#### [Written request]
Pictures in the records should not be copied, but every other part must be repeated exactly.

Excerpts from a figure dataset:
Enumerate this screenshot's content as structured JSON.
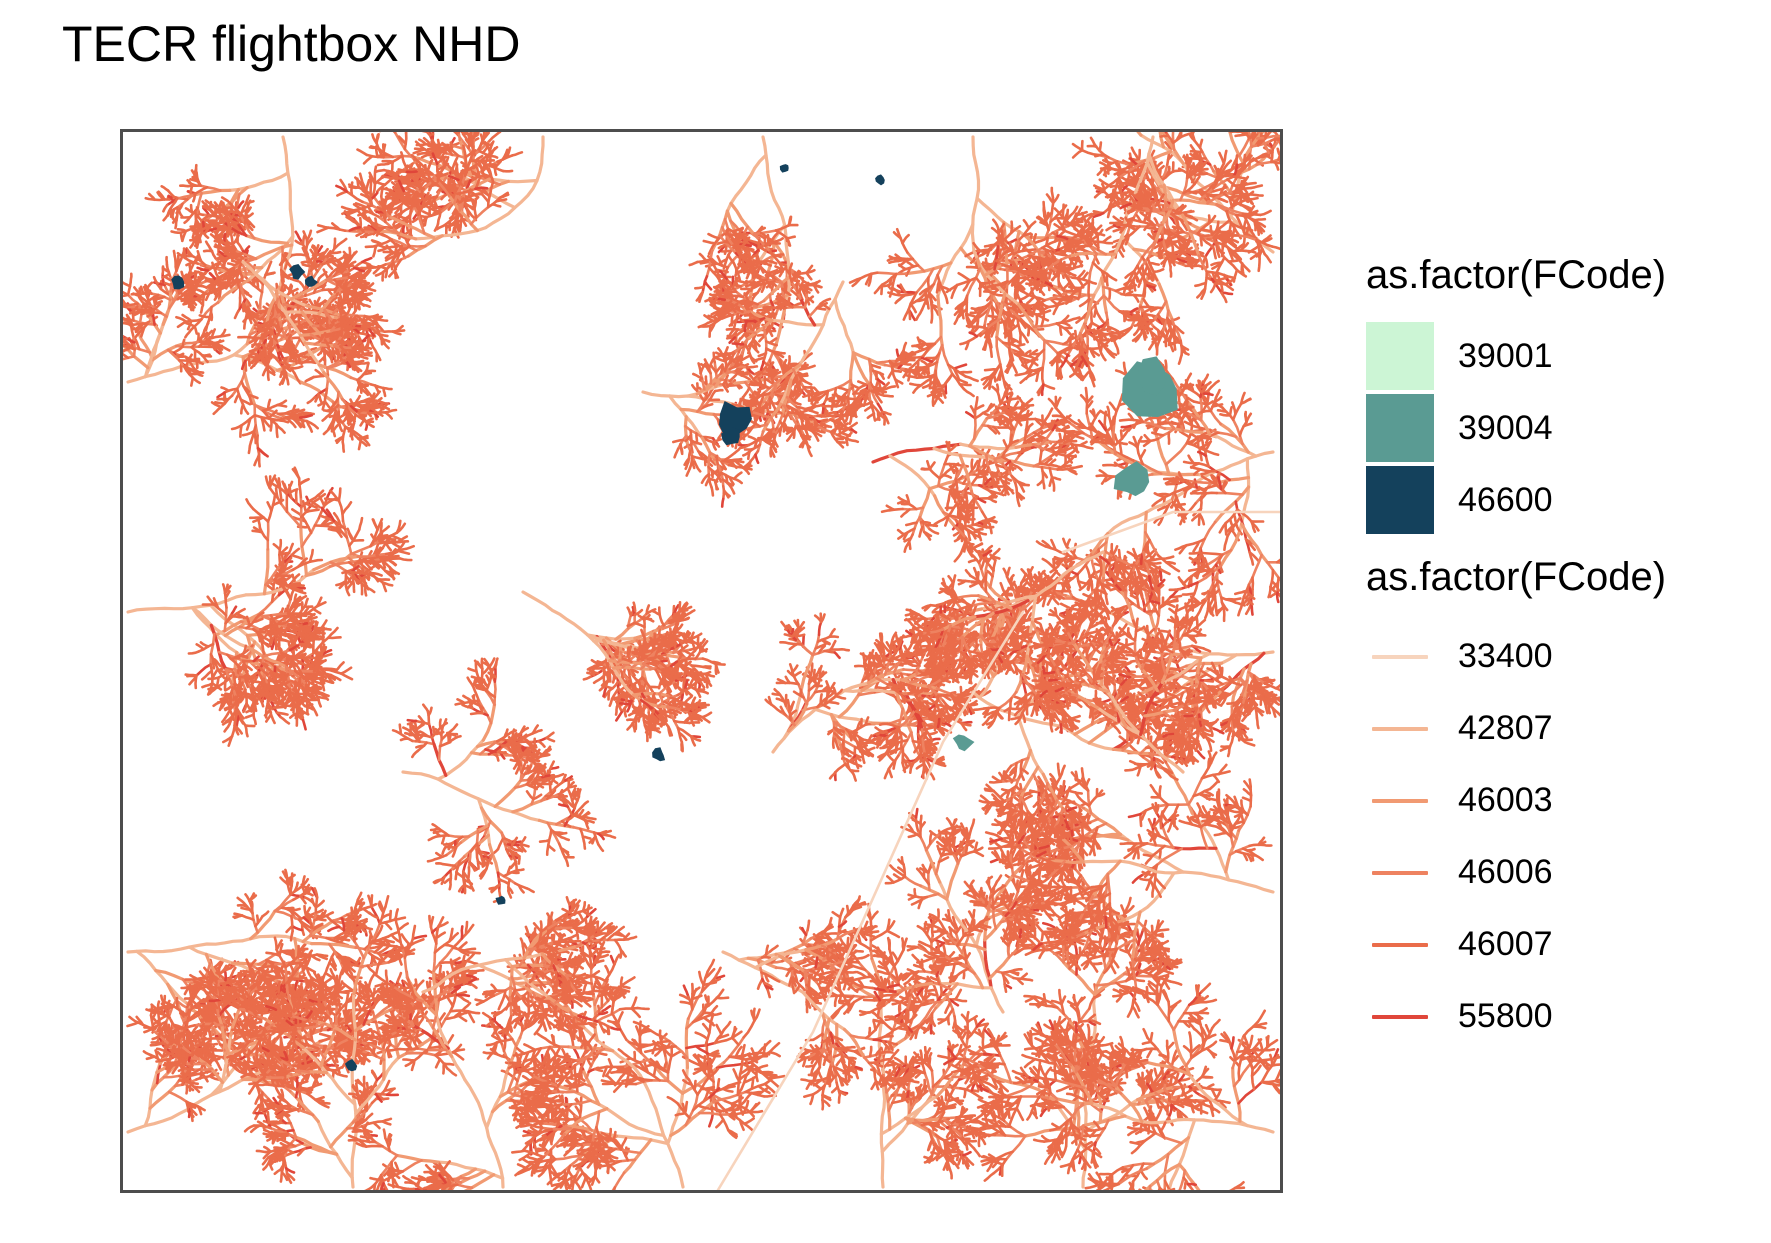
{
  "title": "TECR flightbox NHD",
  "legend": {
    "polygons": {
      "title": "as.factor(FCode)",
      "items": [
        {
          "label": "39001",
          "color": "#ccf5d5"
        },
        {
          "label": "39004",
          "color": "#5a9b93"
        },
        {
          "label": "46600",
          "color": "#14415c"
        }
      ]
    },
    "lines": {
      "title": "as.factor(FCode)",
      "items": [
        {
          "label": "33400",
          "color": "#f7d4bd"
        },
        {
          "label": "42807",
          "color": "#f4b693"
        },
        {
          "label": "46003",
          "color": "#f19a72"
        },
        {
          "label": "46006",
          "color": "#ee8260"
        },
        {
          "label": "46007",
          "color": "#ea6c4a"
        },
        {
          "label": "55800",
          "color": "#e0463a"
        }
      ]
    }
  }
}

#### [Result for this task]
Enumerate this screenshot's content as structured JSON.
{
  "title": "TECR flightbox NHD",
  "legend": {
    "polygons": {
      "title": "as.factor(FCode)",
      "items": [
        {
          "label": "39001",
          "color": "#ccf5d5"
        },
        {
          "label": "39004",
          "color": "#5a9b93"
        },
        {
          "label": "46600",
          "color": "#14415c"
        }
      ]
    },
    "lines": {
      "title": "as.factor(FCode)",
      "items": [
        {
          "label": "33400",
          "color": "#f7d4bd"
        },
        {
          "label": "42807",
          "color": "#f4b693"
        },
        {
          "label": "46003",
          "color": "#f19a72"
        },
        {
          "label": "46006",
          "color": "#ee8260"
        },
        {
          "label": "46007",
          "color": "#ea6c4a"
        },
        {
          "label": "55800",
          "color": "#e0463a"
        }
      ]
    }
  }
}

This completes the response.